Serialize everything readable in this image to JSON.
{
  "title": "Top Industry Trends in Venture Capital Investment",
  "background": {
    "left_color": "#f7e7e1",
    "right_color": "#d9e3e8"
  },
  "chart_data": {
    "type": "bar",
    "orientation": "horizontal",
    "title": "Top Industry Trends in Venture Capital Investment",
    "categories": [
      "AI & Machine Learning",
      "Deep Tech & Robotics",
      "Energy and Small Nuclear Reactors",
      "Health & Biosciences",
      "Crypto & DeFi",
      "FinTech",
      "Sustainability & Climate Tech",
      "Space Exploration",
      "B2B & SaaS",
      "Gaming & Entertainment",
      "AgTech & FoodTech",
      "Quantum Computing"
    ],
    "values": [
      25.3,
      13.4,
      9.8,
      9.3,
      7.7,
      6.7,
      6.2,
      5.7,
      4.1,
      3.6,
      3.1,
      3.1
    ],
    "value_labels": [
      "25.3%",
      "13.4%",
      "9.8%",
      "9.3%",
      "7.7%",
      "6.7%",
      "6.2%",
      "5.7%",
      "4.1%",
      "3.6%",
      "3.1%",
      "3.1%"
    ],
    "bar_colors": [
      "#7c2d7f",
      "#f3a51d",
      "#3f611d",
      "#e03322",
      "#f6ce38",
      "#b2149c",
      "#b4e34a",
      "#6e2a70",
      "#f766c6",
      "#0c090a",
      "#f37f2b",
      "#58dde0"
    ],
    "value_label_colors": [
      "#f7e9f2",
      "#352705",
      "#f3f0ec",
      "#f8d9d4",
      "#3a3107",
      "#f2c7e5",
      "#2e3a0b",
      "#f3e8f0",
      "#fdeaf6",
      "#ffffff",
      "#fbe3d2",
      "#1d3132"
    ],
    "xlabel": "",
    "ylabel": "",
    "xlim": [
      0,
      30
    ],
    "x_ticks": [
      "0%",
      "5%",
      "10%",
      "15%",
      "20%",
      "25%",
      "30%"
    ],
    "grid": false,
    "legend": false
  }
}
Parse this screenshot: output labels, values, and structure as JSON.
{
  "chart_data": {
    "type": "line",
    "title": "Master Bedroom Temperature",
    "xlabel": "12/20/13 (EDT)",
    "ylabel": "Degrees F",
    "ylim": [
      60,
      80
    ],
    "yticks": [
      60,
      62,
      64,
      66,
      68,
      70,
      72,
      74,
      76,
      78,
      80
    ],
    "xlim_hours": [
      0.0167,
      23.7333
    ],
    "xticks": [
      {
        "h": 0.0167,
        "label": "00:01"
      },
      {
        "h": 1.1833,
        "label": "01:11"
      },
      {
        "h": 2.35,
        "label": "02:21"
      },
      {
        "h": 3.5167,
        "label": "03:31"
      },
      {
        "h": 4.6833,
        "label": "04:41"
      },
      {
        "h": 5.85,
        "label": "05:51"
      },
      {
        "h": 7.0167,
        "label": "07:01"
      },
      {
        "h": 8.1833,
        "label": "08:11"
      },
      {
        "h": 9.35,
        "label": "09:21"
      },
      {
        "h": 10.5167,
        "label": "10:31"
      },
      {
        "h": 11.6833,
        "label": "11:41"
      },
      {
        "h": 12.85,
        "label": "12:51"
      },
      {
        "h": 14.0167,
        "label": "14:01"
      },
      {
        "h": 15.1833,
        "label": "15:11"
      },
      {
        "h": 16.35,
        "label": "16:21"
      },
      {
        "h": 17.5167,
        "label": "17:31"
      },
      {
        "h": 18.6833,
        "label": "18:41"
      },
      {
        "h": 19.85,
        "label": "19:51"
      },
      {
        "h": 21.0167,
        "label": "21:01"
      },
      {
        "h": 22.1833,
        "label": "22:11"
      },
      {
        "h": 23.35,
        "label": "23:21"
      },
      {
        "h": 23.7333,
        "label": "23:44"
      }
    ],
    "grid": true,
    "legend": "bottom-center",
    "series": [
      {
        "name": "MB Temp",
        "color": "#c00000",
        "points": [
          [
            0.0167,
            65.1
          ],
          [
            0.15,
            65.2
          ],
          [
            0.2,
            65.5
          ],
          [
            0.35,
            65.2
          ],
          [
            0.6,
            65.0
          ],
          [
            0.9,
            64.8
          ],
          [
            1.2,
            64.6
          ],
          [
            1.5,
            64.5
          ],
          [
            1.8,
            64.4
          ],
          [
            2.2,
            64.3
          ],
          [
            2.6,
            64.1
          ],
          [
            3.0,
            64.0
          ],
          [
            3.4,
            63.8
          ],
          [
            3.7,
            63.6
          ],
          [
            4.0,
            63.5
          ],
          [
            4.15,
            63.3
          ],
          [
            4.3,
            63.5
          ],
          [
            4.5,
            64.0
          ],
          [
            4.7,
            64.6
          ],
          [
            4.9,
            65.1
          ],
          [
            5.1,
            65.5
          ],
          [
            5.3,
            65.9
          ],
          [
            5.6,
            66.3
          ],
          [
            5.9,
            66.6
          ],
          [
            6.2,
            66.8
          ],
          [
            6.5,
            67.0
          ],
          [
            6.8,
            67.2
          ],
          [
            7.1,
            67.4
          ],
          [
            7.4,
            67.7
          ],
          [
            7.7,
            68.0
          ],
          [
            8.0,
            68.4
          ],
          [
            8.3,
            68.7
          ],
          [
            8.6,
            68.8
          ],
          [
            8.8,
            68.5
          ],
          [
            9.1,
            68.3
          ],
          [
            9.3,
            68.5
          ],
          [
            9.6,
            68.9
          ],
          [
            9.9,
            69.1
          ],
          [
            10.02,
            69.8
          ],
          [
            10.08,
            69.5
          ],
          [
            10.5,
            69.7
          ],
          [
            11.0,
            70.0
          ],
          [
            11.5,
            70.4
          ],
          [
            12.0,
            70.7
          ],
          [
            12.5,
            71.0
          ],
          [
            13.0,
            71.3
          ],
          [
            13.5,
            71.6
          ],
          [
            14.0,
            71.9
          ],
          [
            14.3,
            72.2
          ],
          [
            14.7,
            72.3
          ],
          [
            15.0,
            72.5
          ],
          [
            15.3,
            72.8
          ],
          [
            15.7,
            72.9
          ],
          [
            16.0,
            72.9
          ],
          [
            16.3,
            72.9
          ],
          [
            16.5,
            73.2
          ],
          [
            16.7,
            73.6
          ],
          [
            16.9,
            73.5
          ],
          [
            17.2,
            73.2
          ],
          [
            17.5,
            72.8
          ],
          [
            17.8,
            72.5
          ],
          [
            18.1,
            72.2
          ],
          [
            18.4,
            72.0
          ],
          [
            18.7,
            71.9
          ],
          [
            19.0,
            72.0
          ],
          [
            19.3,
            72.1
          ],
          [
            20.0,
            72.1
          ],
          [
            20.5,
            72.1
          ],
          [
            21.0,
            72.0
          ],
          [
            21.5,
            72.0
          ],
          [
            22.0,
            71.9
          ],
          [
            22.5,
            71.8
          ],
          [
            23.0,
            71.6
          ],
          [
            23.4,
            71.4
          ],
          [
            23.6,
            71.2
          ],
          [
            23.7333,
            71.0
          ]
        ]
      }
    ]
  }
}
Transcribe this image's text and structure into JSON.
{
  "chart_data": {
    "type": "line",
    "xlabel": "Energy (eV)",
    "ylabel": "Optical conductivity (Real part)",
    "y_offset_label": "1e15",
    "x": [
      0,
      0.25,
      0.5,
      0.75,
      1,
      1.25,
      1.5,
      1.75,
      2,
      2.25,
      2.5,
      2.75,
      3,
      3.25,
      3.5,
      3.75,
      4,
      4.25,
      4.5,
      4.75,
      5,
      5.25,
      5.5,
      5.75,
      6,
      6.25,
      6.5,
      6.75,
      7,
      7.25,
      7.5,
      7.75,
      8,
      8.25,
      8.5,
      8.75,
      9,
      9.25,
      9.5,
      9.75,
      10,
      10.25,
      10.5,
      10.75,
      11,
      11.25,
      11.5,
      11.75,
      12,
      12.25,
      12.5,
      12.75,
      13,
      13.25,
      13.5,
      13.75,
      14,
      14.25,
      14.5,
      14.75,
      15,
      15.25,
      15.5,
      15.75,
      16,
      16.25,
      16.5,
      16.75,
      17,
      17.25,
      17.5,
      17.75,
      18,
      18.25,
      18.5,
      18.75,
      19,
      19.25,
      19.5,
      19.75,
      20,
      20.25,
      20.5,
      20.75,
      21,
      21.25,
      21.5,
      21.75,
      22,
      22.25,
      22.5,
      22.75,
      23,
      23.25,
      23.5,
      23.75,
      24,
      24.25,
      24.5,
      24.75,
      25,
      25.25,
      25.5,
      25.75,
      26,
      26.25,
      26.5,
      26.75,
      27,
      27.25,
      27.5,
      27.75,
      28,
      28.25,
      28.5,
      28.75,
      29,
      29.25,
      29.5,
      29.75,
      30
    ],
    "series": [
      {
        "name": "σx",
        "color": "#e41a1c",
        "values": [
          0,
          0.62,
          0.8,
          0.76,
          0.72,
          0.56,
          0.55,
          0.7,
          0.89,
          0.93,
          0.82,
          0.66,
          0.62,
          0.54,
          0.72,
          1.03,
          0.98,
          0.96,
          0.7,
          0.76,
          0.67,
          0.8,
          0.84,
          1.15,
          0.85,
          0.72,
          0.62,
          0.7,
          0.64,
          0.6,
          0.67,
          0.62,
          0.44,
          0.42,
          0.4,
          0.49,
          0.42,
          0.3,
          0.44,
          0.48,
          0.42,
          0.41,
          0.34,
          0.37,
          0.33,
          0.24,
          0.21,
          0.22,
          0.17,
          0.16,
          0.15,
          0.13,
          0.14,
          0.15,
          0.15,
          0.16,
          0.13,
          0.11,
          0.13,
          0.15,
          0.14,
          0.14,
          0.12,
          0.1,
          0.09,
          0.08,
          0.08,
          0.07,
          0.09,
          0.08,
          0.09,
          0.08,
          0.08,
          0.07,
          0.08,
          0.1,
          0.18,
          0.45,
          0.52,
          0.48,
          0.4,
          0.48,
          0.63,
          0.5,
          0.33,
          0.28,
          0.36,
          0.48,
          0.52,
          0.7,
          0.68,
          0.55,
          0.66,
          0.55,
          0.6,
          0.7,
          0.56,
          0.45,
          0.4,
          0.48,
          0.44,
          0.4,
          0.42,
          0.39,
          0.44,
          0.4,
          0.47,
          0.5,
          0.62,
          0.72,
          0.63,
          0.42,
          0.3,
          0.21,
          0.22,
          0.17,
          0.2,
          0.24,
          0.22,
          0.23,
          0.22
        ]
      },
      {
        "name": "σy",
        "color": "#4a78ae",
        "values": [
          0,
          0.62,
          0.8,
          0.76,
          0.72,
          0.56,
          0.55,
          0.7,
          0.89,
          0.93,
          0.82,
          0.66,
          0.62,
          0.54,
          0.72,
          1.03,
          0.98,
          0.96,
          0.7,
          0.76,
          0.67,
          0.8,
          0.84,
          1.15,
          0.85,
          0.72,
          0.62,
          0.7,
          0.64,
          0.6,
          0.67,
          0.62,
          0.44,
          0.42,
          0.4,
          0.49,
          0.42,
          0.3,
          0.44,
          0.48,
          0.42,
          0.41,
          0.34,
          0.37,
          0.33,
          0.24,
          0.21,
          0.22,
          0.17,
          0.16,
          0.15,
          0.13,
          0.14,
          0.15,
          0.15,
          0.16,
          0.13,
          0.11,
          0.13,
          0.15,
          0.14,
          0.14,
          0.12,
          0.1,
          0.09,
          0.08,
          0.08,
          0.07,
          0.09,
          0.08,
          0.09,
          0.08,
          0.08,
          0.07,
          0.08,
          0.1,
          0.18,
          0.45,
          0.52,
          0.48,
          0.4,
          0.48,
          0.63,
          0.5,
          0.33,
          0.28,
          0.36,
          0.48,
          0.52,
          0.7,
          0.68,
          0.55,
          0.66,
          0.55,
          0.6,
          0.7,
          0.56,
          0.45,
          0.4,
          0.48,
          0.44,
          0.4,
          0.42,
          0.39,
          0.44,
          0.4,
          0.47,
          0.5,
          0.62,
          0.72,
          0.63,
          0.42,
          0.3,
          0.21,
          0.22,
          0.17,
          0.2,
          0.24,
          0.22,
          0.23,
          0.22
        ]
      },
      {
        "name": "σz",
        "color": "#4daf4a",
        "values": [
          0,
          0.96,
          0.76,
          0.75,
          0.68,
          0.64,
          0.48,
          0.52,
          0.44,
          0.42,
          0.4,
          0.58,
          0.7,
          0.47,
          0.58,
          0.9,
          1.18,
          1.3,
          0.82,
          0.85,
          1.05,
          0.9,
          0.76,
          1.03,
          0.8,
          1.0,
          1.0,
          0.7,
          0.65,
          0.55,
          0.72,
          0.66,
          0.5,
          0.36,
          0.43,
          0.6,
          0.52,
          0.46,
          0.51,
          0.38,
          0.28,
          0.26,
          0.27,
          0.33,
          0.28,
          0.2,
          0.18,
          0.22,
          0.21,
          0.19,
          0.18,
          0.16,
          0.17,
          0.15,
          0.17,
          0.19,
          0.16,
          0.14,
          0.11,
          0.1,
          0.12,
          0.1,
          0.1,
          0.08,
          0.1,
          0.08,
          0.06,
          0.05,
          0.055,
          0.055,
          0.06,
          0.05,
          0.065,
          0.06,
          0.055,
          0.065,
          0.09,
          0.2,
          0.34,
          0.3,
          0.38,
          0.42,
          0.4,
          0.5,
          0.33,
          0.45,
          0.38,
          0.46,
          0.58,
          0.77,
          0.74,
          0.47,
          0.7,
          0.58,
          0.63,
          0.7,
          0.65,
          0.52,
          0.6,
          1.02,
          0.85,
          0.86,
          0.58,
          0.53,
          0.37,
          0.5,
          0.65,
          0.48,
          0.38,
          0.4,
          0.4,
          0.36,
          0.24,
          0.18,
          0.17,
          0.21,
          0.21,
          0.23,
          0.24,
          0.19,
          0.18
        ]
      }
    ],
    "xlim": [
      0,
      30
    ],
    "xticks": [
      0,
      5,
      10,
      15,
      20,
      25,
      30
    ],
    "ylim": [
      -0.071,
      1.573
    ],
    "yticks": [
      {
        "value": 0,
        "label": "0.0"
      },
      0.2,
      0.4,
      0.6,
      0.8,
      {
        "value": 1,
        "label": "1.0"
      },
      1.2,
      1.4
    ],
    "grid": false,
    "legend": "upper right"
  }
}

▶ **What to do**: Among the records above, how many lines carry the string "title"? Reply with the number alone.

▶ **Task result**: 3